--- Begin ---
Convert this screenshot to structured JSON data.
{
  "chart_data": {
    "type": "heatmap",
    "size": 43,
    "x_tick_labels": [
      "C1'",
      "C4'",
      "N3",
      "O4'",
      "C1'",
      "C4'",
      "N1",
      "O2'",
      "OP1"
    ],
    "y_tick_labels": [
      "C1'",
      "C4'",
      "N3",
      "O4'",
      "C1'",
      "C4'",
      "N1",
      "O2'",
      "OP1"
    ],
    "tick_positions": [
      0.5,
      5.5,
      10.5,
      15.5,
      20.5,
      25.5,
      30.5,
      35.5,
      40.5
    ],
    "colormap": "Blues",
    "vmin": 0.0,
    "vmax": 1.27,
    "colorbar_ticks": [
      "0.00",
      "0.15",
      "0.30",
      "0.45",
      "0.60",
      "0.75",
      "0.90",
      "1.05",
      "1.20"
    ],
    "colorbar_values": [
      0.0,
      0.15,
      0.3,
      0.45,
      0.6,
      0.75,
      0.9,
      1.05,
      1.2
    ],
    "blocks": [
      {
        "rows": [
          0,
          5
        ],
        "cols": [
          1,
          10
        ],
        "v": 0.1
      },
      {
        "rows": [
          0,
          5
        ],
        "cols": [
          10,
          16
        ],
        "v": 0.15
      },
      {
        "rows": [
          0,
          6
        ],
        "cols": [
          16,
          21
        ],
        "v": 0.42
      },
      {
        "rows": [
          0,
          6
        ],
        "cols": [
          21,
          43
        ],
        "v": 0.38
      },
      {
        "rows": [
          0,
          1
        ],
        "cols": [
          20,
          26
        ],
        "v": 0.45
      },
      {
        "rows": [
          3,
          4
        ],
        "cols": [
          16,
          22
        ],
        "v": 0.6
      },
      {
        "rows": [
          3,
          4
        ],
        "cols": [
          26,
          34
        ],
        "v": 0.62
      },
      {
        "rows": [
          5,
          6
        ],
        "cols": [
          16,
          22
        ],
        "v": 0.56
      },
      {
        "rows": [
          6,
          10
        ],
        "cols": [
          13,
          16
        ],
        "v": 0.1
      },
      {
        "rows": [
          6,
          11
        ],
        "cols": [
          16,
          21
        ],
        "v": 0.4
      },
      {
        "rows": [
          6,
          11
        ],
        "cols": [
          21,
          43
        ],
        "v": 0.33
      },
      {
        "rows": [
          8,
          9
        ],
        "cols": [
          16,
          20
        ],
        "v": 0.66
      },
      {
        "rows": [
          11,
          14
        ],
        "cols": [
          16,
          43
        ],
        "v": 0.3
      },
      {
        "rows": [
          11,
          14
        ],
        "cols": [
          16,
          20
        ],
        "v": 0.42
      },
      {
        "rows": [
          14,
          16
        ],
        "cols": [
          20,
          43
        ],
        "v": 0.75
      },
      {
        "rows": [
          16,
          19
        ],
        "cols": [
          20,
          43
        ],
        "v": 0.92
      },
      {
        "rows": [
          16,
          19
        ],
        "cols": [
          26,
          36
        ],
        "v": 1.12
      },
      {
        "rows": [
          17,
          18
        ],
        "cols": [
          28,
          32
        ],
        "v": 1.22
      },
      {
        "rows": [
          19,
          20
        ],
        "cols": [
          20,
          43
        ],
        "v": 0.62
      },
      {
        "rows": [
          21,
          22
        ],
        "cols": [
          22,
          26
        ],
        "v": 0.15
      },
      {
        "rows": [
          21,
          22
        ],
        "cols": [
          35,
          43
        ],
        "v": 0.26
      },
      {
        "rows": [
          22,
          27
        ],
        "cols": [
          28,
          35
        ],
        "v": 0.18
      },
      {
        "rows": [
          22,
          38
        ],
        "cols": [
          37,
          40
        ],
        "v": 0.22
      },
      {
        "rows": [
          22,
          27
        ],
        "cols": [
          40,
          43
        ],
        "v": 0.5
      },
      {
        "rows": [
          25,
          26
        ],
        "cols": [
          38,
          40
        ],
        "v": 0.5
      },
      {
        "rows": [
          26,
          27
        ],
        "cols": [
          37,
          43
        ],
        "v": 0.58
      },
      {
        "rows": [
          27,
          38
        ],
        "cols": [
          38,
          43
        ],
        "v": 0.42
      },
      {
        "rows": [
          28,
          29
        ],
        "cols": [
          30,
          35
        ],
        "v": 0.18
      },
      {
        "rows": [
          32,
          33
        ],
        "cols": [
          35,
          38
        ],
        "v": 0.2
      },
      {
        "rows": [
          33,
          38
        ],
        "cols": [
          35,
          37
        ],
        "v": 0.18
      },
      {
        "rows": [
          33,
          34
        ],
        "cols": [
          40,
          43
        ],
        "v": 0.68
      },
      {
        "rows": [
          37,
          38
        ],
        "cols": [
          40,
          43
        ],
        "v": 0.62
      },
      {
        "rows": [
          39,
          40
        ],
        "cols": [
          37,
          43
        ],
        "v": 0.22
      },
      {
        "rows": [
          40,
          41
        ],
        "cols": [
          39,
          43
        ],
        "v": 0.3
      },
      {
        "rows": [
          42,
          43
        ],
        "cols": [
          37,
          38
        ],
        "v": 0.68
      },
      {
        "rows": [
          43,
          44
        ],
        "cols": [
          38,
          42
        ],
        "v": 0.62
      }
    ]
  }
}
--- End ---
--- Begin ---
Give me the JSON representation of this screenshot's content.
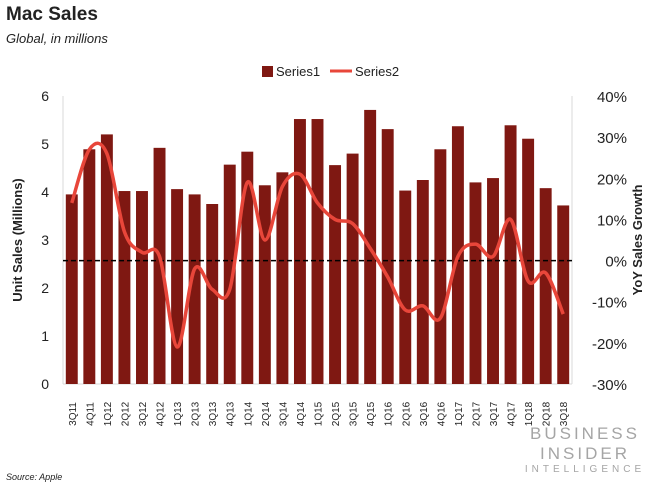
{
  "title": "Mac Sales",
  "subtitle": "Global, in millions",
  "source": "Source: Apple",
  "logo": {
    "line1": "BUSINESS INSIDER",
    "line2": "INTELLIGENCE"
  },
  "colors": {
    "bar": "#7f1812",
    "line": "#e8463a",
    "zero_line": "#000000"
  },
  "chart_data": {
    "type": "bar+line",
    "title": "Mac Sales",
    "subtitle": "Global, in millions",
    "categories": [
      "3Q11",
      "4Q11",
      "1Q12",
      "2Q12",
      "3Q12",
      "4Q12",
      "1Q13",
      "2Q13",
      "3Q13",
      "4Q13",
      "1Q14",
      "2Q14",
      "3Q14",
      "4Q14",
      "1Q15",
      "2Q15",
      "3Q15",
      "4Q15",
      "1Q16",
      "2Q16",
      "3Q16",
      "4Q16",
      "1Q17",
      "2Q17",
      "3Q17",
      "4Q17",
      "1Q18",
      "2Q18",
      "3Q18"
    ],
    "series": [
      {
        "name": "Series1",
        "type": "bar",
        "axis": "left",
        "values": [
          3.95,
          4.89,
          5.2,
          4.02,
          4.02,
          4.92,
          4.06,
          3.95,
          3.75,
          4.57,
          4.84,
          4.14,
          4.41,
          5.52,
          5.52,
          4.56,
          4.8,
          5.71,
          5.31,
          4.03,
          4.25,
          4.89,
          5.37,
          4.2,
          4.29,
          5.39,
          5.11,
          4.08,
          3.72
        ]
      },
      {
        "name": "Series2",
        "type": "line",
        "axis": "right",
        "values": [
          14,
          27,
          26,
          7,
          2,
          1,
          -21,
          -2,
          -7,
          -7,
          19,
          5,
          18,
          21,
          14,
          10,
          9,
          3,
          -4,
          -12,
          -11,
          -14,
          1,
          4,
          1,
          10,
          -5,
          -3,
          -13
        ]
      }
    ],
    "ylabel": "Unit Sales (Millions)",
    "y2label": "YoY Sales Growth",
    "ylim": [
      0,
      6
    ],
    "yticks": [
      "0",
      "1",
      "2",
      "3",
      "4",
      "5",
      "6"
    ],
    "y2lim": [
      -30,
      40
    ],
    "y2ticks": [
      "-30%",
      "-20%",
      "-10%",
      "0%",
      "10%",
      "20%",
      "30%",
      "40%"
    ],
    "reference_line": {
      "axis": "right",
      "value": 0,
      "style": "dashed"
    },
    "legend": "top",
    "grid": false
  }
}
--- End ---
• AIM OF THE EXERCISE
How many lines in the records hold the string "Global"? Reply with the number alone.

• RESPONSE TO THIS TASK
2